The logical go-to is re-constructing such tables/graphs myself using 'raw' data from Elasticsearch, but I can't tell the query that Kibana used in the first place; when navigating to Observability -> Explore data, I can open an element in Lens, but no KQL syntax is shown.
After some more digging, I found I can get to Dev Tools (and find the Elasticsearch query used to construct several 'widgets') by opening the options menu:
This begs the question: is the structure of Observability documents stable? In other words: can I get these documents from a non-Kibana system, assuming my implementation won't break?
If I understood your question correctly, yes, all the information collected is stored in Elasticsearch which, when properly designed, is super robust, scalable, and secure: https://www.elastic.co/elasticsearch/features.
As for the information being accessed externally, by creating an API_key for security reasons, you can access the data like any other index, as in this example of the synthetic-browser-default data:
Feel free to continue asking your questions here, share your results, and I suggest creating a separate post for small questions to make the most out of the community's responses.

» **Given data**:
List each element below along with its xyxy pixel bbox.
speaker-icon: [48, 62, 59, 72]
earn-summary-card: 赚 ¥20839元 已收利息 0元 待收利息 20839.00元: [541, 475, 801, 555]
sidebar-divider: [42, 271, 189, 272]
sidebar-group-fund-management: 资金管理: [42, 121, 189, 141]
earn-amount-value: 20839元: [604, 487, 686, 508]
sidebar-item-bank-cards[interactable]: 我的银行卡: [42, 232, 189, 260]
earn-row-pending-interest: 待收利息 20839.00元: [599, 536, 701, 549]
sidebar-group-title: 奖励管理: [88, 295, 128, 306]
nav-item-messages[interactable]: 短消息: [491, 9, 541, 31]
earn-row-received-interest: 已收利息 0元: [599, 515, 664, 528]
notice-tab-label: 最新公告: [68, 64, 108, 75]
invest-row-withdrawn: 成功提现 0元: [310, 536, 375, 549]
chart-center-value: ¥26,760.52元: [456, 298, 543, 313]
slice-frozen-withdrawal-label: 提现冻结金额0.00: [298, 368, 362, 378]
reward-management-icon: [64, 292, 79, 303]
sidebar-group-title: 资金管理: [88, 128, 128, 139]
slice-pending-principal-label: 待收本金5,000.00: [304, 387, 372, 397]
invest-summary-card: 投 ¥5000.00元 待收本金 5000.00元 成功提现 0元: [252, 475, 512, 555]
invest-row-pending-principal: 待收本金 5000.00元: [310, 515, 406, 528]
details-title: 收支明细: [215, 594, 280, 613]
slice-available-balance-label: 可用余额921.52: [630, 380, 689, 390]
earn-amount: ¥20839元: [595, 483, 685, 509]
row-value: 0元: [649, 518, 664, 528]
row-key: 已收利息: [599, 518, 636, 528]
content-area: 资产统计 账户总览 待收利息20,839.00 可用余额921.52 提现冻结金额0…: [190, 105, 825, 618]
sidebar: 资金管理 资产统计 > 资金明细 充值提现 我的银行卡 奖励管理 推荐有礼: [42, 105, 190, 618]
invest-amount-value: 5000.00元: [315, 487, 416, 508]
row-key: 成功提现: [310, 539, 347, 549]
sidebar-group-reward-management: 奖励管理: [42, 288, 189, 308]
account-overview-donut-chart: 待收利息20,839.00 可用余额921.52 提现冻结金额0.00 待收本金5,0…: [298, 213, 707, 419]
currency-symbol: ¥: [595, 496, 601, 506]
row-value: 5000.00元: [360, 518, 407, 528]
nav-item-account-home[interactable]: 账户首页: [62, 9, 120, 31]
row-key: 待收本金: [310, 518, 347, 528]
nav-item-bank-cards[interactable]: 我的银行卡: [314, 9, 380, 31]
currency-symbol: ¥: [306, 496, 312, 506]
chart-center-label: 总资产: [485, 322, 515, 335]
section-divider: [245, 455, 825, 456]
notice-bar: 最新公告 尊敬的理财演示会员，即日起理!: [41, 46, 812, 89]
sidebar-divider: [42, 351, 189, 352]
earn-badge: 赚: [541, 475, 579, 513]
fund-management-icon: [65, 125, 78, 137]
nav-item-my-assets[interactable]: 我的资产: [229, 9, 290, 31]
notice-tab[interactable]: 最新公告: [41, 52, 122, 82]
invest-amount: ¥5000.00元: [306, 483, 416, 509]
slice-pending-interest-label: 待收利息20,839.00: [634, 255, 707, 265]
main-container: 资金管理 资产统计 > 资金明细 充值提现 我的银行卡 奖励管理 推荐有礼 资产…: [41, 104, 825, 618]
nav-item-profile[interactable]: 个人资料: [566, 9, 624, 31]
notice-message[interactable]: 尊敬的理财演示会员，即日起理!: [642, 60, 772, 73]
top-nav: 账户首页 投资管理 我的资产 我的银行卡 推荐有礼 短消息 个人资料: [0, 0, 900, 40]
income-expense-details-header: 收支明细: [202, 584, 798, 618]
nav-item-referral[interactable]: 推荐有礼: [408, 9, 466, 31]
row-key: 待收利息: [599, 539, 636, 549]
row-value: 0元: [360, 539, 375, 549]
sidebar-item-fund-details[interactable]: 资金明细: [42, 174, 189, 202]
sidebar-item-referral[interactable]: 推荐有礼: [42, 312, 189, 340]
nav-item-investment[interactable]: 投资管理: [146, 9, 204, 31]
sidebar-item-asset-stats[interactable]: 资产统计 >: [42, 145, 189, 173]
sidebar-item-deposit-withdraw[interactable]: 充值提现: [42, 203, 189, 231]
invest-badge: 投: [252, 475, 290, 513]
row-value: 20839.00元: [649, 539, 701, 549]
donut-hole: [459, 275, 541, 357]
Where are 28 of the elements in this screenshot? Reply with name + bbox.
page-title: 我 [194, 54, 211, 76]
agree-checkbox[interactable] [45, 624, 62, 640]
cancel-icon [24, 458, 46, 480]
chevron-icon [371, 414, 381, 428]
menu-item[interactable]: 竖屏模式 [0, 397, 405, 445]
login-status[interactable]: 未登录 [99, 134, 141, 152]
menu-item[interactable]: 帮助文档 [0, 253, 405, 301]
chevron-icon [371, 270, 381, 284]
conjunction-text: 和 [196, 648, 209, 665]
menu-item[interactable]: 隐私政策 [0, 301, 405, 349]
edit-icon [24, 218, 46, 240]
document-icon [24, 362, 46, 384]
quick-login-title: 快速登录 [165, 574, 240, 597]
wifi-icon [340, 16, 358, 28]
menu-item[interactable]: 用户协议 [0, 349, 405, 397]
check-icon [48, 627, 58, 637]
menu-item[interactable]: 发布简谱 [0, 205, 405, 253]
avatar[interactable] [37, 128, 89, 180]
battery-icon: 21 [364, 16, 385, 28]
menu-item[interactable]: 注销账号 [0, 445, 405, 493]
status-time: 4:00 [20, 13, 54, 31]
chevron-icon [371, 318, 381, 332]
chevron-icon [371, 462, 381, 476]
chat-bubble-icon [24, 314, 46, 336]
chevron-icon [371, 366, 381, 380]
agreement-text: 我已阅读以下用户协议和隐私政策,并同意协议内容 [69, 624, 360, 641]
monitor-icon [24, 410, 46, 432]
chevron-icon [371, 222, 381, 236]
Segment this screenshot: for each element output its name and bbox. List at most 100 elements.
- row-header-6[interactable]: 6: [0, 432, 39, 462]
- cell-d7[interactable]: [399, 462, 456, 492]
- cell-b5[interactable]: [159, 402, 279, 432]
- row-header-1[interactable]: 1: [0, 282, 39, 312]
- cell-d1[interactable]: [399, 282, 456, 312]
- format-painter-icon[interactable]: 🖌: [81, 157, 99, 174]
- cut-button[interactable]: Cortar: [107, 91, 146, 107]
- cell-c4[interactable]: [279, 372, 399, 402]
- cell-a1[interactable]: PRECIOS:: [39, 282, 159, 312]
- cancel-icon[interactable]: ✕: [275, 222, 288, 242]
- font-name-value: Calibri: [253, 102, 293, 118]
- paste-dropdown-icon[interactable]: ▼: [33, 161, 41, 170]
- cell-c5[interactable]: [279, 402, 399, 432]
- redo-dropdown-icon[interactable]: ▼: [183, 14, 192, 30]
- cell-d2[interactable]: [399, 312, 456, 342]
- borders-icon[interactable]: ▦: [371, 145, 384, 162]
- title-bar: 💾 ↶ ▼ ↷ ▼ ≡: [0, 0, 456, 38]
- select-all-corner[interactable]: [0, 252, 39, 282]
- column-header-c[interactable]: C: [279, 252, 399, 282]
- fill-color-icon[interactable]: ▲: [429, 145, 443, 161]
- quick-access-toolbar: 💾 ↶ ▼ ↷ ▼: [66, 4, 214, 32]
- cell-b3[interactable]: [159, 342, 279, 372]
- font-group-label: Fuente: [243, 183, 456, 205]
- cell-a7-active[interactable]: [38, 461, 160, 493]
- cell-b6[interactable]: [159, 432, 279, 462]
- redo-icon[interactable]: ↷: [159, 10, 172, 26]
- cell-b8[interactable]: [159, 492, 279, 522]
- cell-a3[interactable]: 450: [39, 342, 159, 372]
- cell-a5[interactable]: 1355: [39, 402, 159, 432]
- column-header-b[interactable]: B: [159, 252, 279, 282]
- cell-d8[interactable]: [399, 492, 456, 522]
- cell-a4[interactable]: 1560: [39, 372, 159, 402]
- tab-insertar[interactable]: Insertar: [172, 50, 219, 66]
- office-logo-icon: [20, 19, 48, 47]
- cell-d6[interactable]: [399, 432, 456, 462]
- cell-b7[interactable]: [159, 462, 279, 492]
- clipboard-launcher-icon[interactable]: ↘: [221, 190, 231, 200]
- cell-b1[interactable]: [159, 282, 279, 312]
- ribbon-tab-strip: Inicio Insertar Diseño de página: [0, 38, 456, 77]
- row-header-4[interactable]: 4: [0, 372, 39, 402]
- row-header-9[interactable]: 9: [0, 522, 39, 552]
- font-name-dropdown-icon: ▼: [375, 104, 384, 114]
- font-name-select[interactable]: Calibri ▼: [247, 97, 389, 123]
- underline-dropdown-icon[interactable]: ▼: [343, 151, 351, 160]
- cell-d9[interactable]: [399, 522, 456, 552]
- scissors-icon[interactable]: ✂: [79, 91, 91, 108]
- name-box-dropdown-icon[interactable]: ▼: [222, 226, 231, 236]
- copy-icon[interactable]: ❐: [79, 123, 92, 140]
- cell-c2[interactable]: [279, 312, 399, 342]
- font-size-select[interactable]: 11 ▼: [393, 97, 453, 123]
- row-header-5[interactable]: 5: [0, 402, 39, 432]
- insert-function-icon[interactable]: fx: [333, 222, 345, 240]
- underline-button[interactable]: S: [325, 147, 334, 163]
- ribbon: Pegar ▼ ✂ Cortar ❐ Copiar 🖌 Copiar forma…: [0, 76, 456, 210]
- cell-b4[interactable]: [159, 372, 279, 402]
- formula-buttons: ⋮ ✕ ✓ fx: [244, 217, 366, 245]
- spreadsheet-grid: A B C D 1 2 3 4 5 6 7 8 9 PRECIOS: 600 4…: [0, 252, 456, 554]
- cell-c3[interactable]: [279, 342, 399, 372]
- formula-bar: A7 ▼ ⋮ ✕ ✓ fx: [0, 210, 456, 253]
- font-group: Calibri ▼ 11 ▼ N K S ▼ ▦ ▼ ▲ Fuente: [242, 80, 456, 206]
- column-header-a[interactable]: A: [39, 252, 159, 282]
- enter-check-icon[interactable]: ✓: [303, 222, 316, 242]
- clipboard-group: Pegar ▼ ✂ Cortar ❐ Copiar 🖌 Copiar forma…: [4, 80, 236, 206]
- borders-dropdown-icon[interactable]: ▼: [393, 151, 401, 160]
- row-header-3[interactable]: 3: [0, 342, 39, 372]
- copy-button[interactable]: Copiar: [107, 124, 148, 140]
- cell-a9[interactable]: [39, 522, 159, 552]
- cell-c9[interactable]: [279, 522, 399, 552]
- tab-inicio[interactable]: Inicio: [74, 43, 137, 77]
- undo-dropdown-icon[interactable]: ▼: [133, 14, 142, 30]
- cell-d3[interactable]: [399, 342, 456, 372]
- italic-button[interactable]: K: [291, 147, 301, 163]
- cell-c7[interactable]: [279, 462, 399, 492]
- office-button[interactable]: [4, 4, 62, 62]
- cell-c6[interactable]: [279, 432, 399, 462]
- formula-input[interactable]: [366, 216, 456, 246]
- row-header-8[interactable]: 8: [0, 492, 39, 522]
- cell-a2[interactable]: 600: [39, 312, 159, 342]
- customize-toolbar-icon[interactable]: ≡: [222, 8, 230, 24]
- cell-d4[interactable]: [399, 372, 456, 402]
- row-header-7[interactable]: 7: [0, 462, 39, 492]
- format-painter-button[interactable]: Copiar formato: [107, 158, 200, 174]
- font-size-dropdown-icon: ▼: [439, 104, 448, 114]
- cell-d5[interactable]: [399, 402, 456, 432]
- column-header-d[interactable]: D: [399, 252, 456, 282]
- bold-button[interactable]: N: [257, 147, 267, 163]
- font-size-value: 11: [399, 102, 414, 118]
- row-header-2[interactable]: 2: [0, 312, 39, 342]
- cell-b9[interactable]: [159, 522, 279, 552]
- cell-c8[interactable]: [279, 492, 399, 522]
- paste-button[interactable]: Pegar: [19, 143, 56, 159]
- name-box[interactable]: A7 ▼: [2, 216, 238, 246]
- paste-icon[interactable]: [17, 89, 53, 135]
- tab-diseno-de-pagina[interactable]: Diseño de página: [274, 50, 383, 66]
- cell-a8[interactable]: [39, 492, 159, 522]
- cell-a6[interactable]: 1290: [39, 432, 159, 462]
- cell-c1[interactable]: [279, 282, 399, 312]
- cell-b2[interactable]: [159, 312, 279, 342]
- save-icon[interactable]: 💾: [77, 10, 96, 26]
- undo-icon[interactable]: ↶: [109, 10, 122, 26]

» **Work to complete**: Write what comes next in the forum thread about pulling Kibana Observability data from Elasticsearch, picking up after its last sentence.

» **Answer to this problem**:
I think I was unclear by using the word 'stable'. By 'stable', I'm not talking about the ecosystem or the ELK stack itself, but about the format of Observability documents (those indexed in Elasticsearch). For example, if fields or the contents of fields suddenly change, my consumers would break.
Elastic does a good job of maintaining backward compatibility, even to avoid cases like the one you mentioned. However, it's important to actively manage and monitor your schema, and keep up with the evolution of OpenTelemetry to ensure stability for your consumers.
This is my point of view, but I suggest you open a new thread with this question to possibly get information and facts from the development team itself.